◆ **Exercise task**:
Count lines, not occurrences: report how many lines in the records hold the string "Hill", and nothing else.
===
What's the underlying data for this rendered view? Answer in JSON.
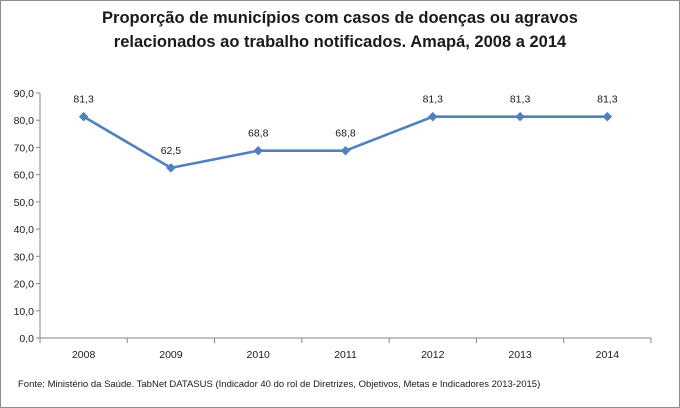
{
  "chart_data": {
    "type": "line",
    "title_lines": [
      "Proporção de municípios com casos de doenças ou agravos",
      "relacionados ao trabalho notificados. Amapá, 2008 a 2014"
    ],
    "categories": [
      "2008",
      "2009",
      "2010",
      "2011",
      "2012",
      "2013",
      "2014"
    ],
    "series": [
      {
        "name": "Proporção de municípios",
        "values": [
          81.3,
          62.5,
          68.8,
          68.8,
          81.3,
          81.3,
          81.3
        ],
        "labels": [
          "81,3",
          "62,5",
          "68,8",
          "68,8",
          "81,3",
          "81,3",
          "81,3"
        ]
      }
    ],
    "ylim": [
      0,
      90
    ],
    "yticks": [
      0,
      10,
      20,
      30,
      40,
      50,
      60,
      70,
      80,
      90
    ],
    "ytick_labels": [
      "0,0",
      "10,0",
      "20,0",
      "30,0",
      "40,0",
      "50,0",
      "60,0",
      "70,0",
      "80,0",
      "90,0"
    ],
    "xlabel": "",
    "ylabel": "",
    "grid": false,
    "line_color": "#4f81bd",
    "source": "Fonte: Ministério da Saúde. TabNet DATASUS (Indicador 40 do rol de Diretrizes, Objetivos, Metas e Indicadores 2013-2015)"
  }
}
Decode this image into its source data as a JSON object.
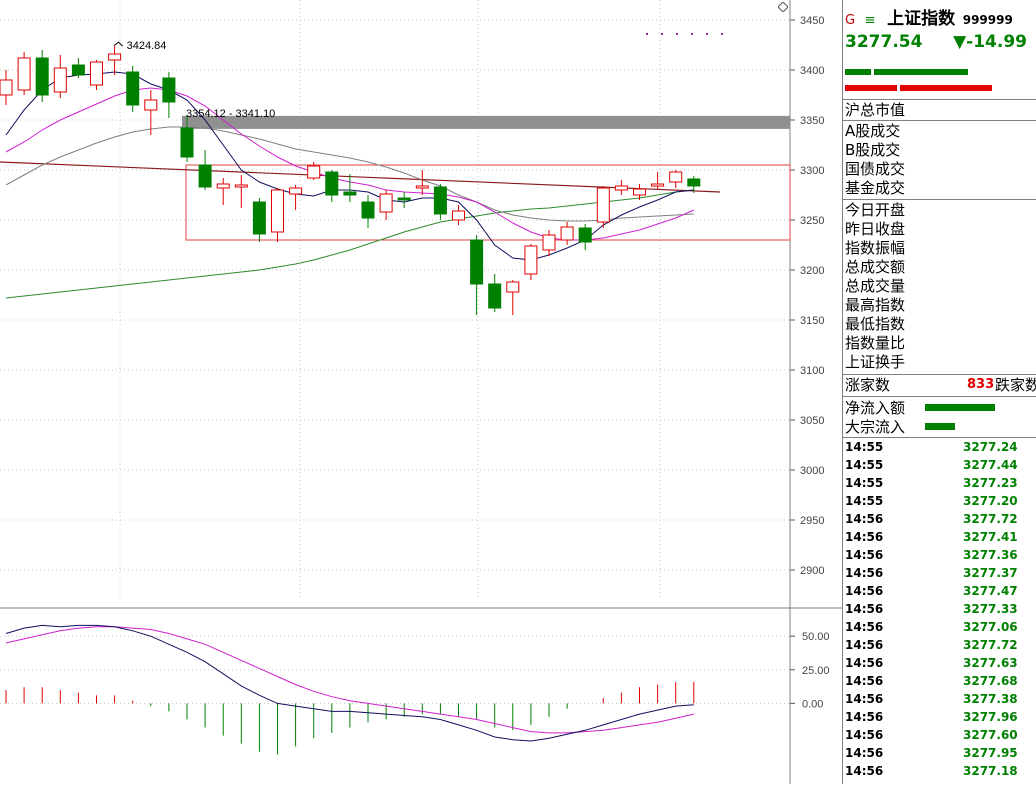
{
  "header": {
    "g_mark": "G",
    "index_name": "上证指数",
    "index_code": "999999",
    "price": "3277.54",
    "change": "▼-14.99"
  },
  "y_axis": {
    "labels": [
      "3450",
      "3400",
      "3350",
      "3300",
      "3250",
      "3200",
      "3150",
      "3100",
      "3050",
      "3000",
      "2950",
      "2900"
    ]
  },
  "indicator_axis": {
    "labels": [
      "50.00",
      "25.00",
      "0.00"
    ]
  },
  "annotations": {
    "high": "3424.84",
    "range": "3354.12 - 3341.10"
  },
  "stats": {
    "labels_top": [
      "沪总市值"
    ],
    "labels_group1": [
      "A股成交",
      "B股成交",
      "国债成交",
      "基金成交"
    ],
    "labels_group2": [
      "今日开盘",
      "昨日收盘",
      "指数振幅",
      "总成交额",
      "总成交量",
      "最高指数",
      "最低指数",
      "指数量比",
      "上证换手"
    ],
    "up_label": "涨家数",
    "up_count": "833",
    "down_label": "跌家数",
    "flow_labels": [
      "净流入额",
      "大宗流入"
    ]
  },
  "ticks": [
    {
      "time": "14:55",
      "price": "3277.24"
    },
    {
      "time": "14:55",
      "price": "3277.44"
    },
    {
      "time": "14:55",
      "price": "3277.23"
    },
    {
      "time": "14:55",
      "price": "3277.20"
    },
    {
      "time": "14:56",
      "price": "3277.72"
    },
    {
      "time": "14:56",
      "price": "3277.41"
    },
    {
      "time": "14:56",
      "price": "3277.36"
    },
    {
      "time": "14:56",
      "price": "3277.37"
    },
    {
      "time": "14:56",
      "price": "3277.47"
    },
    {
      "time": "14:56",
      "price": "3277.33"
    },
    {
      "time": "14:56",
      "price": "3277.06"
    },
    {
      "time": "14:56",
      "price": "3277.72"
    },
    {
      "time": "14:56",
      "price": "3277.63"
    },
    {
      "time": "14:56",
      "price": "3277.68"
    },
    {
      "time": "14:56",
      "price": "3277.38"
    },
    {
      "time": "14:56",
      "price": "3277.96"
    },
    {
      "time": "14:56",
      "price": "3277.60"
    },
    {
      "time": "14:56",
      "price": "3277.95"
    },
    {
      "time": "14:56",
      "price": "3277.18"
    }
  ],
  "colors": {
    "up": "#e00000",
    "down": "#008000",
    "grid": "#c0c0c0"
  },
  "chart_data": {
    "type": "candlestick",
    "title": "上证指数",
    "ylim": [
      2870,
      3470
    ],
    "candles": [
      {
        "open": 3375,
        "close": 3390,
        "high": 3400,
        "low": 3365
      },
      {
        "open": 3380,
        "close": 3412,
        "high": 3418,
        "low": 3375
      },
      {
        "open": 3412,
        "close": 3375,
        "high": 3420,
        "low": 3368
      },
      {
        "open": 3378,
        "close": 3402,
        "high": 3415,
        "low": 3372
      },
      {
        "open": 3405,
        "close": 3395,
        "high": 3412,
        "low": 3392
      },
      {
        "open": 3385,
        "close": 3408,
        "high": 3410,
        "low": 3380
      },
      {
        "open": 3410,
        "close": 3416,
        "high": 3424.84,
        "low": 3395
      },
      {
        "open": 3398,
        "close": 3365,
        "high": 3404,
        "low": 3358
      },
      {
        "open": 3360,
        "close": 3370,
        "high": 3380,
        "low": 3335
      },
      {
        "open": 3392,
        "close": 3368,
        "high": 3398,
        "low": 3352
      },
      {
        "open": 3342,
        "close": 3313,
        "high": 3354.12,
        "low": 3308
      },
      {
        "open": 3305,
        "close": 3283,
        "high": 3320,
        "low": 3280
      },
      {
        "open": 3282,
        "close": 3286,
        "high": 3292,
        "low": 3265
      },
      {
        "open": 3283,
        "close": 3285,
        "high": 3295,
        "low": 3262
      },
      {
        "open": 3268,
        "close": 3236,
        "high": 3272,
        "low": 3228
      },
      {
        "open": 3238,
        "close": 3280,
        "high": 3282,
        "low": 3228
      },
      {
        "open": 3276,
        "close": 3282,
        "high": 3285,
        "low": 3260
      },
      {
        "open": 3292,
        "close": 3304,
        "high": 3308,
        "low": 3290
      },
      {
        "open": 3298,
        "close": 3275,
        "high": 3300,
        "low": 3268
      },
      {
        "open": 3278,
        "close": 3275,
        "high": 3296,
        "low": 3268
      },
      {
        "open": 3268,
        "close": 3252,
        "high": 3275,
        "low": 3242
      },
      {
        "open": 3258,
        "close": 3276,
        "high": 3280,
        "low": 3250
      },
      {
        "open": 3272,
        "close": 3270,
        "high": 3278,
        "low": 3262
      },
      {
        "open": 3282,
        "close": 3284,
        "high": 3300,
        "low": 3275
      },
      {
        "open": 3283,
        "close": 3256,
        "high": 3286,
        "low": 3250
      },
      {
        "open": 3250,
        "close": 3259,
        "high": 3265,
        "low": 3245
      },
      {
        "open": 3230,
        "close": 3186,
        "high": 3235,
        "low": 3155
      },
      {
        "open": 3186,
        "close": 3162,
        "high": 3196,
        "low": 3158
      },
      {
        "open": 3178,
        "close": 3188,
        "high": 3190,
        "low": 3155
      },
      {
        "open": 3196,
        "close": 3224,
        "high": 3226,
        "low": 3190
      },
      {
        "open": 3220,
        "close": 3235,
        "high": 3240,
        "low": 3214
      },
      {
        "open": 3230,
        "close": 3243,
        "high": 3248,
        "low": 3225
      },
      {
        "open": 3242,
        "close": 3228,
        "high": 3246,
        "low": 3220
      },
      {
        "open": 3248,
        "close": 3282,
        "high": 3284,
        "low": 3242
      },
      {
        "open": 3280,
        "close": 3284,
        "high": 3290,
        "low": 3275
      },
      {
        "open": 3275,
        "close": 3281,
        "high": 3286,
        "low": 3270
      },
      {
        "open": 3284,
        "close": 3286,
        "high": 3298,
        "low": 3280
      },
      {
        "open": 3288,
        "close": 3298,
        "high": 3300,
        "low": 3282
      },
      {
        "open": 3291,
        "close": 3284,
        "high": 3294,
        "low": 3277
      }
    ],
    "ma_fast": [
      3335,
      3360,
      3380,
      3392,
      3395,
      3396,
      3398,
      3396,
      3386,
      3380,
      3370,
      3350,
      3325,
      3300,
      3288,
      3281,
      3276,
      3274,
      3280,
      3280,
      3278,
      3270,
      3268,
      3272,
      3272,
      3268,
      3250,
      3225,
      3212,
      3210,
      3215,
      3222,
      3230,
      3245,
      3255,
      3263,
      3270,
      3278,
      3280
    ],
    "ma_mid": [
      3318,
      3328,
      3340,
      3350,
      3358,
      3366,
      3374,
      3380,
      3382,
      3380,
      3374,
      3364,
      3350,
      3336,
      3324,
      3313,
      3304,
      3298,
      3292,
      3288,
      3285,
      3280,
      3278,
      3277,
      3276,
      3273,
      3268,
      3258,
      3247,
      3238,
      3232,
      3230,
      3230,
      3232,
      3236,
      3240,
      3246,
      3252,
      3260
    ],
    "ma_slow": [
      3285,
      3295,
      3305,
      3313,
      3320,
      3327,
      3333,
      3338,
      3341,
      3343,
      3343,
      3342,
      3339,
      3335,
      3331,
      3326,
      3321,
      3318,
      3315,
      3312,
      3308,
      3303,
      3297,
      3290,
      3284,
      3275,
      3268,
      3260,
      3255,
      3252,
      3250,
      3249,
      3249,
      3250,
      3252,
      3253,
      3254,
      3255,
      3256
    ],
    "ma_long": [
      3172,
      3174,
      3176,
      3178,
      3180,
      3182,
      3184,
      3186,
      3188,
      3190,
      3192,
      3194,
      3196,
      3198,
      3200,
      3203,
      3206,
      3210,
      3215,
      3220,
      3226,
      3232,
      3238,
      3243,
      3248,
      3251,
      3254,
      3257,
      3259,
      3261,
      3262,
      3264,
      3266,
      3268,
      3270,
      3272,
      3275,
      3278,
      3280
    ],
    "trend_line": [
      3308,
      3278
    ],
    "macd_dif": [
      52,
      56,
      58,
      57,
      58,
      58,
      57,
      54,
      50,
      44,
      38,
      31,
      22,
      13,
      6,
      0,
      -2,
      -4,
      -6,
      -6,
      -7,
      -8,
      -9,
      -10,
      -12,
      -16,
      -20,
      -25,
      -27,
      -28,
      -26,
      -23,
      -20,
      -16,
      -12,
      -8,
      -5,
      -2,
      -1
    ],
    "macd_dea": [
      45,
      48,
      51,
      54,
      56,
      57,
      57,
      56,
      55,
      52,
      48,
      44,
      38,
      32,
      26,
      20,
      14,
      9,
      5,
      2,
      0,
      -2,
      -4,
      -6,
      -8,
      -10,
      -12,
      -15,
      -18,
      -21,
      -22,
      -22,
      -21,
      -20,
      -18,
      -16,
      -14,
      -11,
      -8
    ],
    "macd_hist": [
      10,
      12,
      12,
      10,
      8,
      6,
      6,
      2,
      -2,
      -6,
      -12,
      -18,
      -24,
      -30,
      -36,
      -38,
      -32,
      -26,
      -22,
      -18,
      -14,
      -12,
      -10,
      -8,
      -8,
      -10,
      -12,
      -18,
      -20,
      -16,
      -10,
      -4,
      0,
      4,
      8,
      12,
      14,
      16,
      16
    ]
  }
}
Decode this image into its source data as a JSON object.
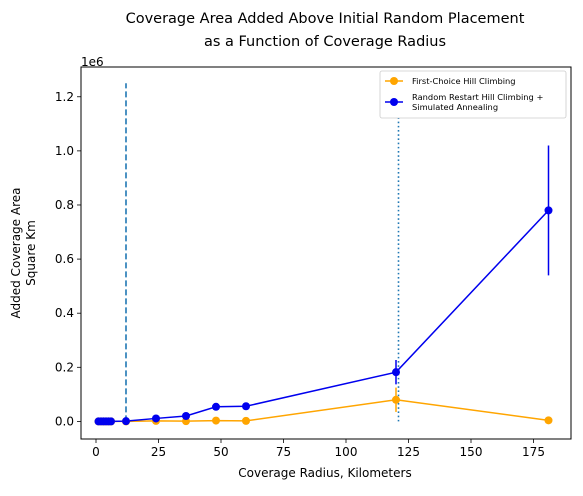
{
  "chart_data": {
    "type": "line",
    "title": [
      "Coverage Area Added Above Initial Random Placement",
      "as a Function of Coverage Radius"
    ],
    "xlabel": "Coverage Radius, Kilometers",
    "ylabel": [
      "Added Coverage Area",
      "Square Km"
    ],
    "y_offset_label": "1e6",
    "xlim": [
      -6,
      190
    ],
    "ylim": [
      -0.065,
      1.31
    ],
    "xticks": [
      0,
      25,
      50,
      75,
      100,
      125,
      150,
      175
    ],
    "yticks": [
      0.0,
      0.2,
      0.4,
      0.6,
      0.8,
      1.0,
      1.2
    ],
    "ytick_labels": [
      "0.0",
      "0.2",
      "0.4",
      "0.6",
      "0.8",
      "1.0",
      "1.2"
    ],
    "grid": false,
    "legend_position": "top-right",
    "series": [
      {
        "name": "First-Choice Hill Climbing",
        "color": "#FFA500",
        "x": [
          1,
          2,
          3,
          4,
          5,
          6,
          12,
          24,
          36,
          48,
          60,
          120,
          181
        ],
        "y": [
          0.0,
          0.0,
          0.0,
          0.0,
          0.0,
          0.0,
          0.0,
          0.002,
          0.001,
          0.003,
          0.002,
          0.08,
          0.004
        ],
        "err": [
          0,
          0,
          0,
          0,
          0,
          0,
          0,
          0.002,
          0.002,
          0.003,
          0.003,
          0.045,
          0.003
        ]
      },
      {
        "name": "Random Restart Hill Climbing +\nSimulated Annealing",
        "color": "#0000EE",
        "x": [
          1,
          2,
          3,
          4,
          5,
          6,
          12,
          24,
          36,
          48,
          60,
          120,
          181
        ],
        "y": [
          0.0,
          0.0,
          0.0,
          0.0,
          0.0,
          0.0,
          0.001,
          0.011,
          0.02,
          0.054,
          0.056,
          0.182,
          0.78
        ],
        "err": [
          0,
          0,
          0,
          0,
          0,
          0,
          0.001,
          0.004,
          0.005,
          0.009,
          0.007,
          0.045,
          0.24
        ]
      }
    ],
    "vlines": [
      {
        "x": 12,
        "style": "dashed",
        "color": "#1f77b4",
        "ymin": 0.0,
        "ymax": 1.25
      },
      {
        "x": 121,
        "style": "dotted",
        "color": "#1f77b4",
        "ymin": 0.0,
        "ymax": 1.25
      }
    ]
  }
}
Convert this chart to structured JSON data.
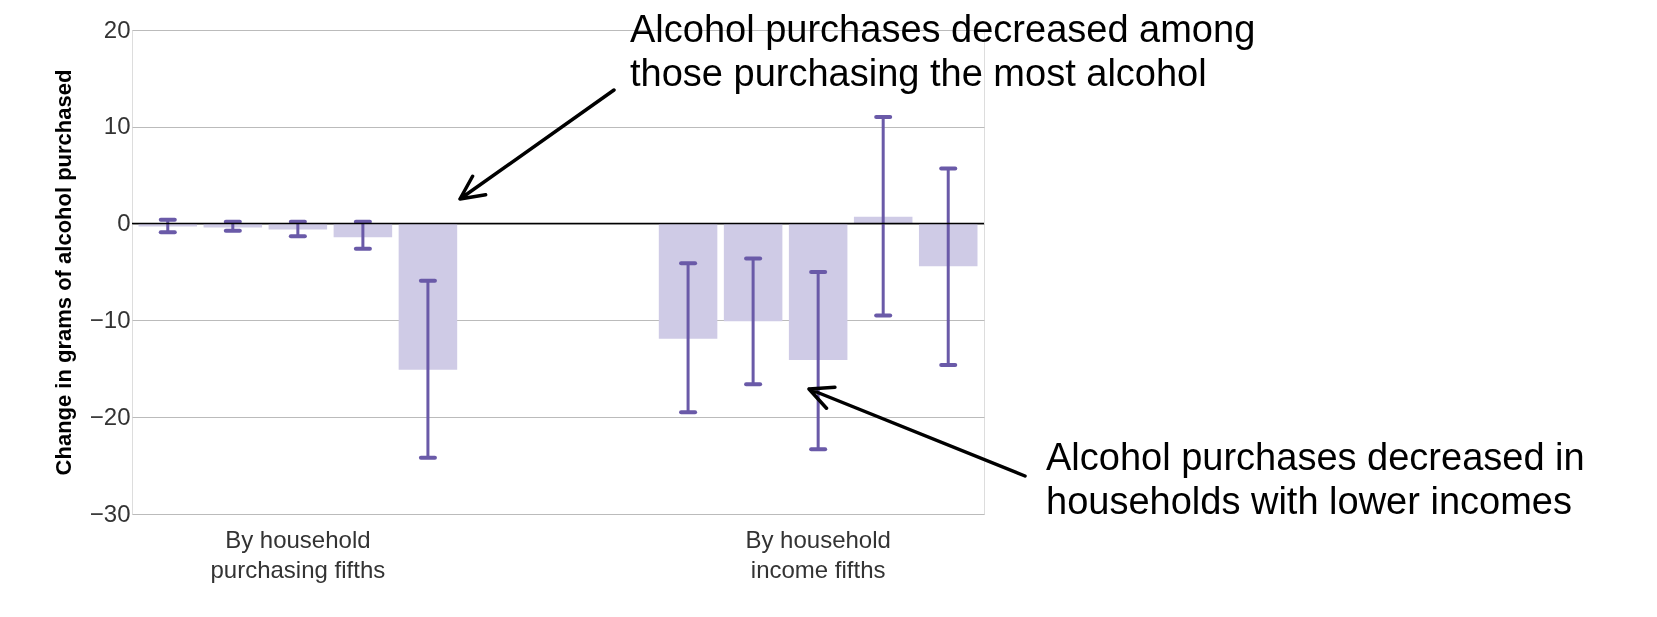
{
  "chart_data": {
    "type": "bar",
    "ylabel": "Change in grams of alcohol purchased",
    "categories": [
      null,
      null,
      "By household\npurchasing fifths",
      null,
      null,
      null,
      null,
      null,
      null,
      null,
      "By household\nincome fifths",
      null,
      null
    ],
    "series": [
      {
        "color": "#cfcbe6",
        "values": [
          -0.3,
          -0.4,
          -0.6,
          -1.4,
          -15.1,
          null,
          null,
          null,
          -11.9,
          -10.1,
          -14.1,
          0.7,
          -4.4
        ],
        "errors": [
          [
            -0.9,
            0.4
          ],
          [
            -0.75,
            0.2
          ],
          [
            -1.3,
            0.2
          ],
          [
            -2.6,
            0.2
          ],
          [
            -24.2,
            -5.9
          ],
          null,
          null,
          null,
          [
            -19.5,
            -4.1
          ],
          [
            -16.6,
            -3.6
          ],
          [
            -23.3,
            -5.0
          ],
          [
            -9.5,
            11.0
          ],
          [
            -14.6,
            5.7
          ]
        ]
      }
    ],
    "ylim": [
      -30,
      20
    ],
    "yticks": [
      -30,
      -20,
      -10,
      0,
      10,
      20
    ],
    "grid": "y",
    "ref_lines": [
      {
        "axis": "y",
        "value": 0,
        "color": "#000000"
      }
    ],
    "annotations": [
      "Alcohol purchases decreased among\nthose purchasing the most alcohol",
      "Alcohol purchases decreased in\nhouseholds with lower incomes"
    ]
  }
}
===
◆ **Complete answer**:
2